— Start —
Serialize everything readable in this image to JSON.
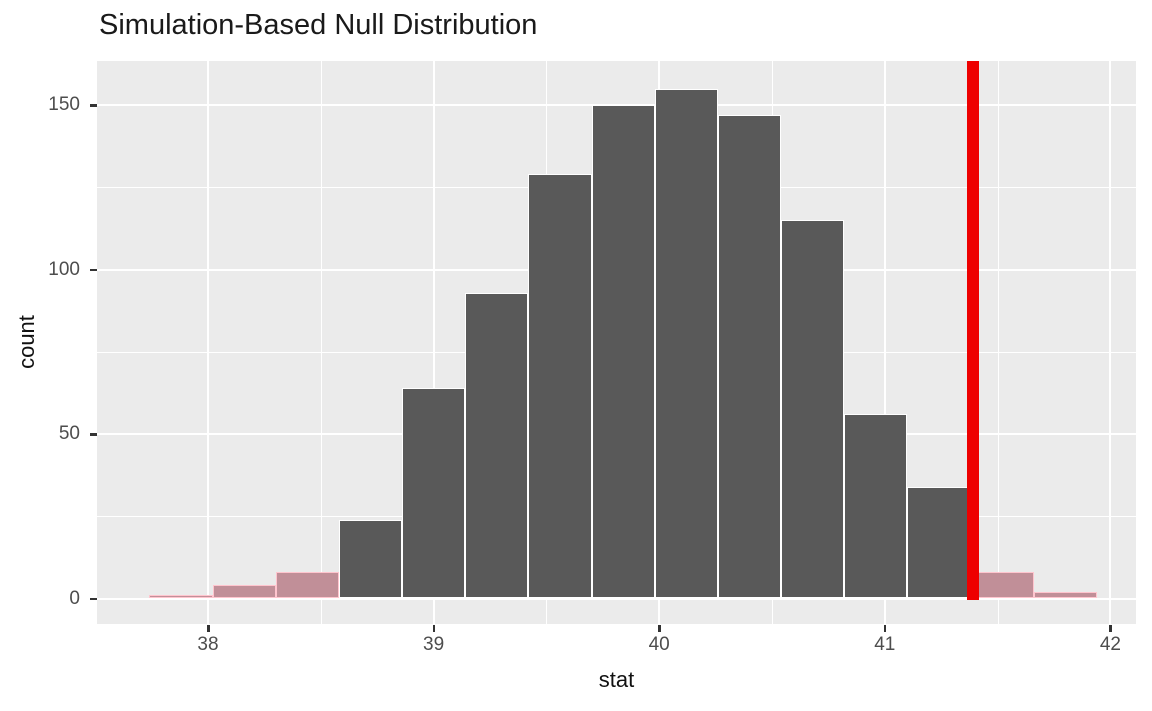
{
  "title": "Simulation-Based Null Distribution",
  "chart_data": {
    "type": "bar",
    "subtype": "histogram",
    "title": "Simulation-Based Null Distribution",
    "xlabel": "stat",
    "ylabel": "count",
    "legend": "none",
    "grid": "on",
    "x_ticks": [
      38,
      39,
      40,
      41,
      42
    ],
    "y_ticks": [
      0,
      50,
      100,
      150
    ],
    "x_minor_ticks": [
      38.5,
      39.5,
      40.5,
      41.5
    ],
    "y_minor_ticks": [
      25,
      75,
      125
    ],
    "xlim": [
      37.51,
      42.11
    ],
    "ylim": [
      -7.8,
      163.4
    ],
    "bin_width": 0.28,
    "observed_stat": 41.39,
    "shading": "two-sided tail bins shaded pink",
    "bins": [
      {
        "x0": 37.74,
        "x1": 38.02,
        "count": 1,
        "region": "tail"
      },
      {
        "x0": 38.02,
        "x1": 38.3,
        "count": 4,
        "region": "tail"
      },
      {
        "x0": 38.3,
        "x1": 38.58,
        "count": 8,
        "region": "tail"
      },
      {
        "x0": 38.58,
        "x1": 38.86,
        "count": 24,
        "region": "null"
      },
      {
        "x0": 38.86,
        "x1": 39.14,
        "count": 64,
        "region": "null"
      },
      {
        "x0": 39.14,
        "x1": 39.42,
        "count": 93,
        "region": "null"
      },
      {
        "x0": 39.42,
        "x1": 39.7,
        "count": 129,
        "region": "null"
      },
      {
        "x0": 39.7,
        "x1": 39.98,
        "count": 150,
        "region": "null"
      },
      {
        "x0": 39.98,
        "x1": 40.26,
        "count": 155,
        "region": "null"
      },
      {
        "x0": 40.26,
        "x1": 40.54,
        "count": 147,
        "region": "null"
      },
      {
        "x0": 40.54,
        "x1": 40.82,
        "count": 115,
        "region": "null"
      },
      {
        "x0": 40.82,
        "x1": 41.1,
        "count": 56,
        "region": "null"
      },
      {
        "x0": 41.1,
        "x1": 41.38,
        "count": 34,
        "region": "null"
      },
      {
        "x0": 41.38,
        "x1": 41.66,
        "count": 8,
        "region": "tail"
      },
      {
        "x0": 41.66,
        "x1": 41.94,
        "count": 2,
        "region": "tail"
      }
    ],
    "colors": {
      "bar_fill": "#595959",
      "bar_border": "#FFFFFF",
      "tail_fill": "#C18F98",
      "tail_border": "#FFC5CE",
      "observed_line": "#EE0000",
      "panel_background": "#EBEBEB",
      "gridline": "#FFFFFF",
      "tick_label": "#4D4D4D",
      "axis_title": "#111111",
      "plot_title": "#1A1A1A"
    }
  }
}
— End —
— Start —
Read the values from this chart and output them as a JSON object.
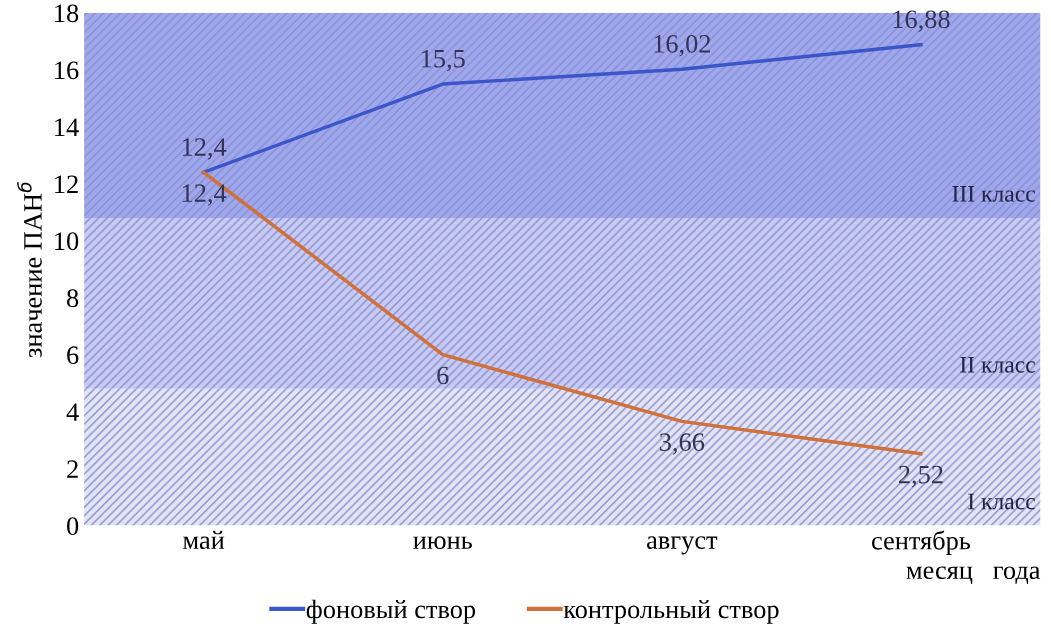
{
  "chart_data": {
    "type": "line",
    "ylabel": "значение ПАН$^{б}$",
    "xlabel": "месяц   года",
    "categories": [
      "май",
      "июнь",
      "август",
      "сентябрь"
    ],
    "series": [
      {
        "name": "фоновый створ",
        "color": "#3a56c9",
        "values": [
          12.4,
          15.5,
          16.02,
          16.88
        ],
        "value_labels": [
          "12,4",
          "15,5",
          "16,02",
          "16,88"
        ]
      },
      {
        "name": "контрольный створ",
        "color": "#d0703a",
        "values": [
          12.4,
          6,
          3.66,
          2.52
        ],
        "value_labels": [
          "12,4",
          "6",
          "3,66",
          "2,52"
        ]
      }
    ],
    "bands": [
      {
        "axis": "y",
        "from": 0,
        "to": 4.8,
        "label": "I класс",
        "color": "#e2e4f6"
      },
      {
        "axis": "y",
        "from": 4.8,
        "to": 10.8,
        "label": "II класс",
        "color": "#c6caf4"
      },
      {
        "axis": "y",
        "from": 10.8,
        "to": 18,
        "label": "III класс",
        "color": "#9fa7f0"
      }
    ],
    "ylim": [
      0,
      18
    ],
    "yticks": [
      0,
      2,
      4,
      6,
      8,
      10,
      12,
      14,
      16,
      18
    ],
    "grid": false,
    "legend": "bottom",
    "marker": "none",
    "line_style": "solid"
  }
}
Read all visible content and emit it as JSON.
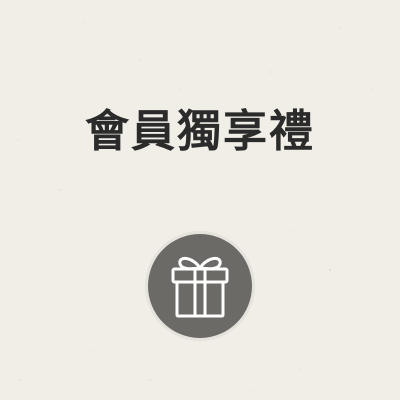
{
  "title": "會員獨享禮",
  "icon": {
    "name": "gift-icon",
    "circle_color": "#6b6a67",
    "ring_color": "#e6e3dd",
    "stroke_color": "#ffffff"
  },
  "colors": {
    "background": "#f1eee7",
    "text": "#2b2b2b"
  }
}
— End —
Read the lines above. Gather those in which the string "from" is found.

▶ _Written solution_:
Read the values from this chart and output them as a JSON object.
        "from": 0,
        "from": 4.8,
        "from": 10.8,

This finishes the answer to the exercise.